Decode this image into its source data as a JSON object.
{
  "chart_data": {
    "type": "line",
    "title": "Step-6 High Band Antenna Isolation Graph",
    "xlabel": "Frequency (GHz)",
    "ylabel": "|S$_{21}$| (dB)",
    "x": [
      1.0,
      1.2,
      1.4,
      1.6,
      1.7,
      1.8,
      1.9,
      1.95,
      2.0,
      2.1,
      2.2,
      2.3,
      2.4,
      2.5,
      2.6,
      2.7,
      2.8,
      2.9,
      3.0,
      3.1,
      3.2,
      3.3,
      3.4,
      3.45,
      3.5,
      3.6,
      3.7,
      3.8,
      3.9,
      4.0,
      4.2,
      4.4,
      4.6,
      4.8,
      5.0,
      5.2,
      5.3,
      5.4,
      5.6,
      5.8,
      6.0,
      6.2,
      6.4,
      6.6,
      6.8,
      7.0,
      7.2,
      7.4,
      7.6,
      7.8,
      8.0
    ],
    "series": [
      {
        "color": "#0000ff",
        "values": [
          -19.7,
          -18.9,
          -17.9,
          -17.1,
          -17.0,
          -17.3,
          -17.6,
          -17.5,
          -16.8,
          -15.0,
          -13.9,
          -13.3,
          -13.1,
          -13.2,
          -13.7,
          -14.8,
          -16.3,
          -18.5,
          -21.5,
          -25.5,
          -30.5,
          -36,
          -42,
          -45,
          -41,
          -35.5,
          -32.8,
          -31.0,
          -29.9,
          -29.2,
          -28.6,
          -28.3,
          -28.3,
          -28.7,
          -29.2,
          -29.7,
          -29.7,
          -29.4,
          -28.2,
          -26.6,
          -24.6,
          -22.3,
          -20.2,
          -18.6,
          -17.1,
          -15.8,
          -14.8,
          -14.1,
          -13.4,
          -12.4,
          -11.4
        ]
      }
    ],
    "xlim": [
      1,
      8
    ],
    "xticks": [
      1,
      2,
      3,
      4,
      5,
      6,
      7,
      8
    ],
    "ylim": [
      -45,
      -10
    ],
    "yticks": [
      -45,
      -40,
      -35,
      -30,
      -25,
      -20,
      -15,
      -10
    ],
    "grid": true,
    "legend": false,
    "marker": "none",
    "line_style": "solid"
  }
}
=====
TASK BRIEF:
Each line in the material above must be retyped without alteration.

SOLUTION:
Decode this image into its source data as a JSON object.
{
  "chart_data": {
    "type": "line",
    "title": "Step-6 High Band Antenna Isolation Graph",
    "xlabel": "Frequency (GHz)",
    "ylabel": "|S$_{21}$| (dB)",
    "x": [
      1.0,
      1.2,
      1.4,
      1.6,
      1.7,
      1.8,
      1.9,
      1.95,
      2.0,
      2.1,
      2.2,
      2.3,
      2.4,
      2.5,
      2.6,
      2.7,
      2.8,
      2.9,
      3.0,
      3.1,
      3.2,
      3.3,
      3.4,
      3.45,
      3.5,
      3.6,
      3.7,
      3.8,
      3.9,
      4.0,
      4.2,
      4.4,
      4.6,
      4.8,
      5.0,
      5.2,
      5.3,
      5.4,
      5.6,
      5.8,
      6.0,
      6.2,
      6.4,
      6.6,
      6.8,
      7.0,
      7.2,
      7.4,
      7.6,
      7.8,
      8.0
    ],
    "series": [
      {
        "color": "#0000ff",
        "values": [
          -19.7,
          -18.9,
          -17.9,
          -17.1,
          -17.0,
          -17.3,
          -17.6,
          -17.5,
          -16.8,
          -15.0,
          -13.9,
          -13.3,
          -13.1,
          -13.2,
          -13.7,
          -14.8,
          -16.3,
          -18.5,
          -21.5,
          -25.5,
          -30.5,
          -36,
          -42,
          -45,
          -41,
          -35.5,
          -32.8,
          -31.0,
          -29.9,
          -29.2,
          -28.6,
          -28.3,
          -28.3,
          -28.7,
          -29.2,
          -29.7,
          -29.7,
          -29.4,
          -28.2,
          -26.6,
          -24.6,
          -22.3,
          -20.2,
          -18.6,
          -17.1,
          -15.8,
          -14.8,
          -14.1,
          -13.4,
          -12.4,
          -11.4
        ]
      }
    ],
    "xlim": [
      1,
      8
    ],
    "xticks": [
      1,
      2,
      3,
      4,
      5,
      6,
      7,
      8
    ],
    "ylim": [
      -45,
      -10
    ],
    "yticks": [
      -45,
      -40,
      -35,
      -30,
      -25,
      -20,
      -15,
      -10
    ],
    "grid": true,
    "legend": false,
    "marker": "none",
    "line_style": "solid"
  }
}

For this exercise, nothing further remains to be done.